Do this
Gather each line containing the string "below" from these entries.

Exercise materials start

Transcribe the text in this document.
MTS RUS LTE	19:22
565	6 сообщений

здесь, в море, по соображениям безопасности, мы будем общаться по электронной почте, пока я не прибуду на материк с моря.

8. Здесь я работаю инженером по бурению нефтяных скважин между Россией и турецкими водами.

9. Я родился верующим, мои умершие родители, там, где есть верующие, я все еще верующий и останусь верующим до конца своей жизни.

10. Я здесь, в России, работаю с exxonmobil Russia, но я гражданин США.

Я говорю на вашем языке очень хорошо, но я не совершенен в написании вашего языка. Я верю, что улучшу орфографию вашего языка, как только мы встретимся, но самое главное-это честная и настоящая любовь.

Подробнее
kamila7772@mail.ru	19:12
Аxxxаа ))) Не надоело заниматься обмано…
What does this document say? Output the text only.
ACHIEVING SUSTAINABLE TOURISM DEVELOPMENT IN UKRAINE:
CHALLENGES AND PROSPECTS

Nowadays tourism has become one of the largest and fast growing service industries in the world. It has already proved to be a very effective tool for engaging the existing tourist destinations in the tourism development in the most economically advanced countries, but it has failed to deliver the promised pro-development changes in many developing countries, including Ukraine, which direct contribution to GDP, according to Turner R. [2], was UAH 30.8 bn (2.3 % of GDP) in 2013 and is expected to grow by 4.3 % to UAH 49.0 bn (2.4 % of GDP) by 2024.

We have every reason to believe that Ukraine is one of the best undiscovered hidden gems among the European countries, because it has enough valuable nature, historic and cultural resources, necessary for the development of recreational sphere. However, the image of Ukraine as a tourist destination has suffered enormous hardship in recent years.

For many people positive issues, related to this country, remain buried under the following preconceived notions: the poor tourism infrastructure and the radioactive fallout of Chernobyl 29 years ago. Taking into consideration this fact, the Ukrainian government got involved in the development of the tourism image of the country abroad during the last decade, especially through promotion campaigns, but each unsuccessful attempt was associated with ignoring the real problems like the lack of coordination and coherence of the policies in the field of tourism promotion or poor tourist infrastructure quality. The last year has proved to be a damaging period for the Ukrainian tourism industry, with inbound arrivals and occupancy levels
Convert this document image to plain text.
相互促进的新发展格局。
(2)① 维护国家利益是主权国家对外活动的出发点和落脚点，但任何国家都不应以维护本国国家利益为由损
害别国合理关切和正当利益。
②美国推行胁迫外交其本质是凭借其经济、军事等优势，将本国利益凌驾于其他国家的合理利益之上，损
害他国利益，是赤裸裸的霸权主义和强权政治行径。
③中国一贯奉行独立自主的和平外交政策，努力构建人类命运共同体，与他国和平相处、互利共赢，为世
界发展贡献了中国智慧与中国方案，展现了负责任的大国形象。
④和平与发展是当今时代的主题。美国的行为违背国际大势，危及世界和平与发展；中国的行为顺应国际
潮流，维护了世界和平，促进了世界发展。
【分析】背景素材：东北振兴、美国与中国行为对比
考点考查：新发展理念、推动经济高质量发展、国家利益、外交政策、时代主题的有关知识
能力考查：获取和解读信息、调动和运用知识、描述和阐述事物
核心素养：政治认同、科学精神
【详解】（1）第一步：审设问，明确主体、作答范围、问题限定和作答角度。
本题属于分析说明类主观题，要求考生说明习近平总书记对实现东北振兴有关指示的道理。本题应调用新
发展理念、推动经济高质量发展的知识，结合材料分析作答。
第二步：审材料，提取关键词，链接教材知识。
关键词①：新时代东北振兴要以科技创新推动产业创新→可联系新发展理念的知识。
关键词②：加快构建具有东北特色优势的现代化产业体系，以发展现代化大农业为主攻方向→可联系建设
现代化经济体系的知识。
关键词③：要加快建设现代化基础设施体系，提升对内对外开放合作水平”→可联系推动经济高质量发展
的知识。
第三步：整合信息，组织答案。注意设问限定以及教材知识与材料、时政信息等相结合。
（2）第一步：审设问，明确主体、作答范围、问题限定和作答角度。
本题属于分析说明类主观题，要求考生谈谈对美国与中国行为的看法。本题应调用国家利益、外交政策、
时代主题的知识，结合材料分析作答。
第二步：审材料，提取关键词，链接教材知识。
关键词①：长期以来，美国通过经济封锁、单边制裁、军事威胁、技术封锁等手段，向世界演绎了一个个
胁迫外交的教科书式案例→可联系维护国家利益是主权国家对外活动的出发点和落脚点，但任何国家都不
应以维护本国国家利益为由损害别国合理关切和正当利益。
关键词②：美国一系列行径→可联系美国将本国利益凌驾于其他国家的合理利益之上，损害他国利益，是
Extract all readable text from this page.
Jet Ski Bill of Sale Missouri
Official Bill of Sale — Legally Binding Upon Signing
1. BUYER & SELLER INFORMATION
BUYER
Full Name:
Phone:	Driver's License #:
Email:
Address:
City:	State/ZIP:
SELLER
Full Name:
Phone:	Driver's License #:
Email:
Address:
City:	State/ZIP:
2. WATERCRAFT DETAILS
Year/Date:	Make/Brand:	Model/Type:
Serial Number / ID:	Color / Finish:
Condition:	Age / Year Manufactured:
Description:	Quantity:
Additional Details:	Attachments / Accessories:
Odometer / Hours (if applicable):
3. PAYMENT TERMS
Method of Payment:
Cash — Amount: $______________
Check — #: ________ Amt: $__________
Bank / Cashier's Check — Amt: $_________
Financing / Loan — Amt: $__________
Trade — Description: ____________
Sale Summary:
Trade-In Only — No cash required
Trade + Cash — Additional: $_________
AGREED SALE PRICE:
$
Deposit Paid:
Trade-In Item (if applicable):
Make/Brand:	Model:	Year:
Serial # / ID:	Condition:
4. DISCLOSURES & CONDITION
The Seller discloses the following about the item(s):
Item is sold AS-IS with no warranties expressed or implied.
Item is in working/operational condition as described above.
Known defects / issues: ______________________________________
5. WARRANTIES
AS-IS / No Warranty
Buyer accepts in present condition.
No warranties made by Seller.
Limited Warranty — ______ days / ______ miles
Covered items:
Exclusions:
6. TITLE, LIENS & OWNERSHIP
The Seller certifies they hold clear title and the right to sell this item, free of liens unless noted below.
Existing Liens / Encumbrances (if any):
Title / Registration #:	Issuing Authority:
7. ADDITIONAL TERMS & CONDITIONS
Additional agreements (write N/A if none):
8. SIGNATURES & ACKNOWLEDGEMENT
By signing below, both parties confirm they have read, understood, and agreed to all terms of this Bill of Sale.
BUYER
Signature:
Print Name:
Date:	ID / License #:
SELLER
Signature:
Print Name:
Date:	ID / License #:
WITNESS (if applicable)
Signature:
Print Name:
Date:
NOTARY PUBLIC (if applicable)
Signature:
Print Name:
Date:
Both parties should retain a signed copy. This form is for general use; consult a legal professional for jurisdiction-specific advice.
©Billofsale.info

Exercise materials end

Written response
The Seller certifies they hold clear title and the right to sell this item, free of liens unless noted below.
By signing below, both parties confirm they have read, understood, and agreed to all terms of this Bill of Sale.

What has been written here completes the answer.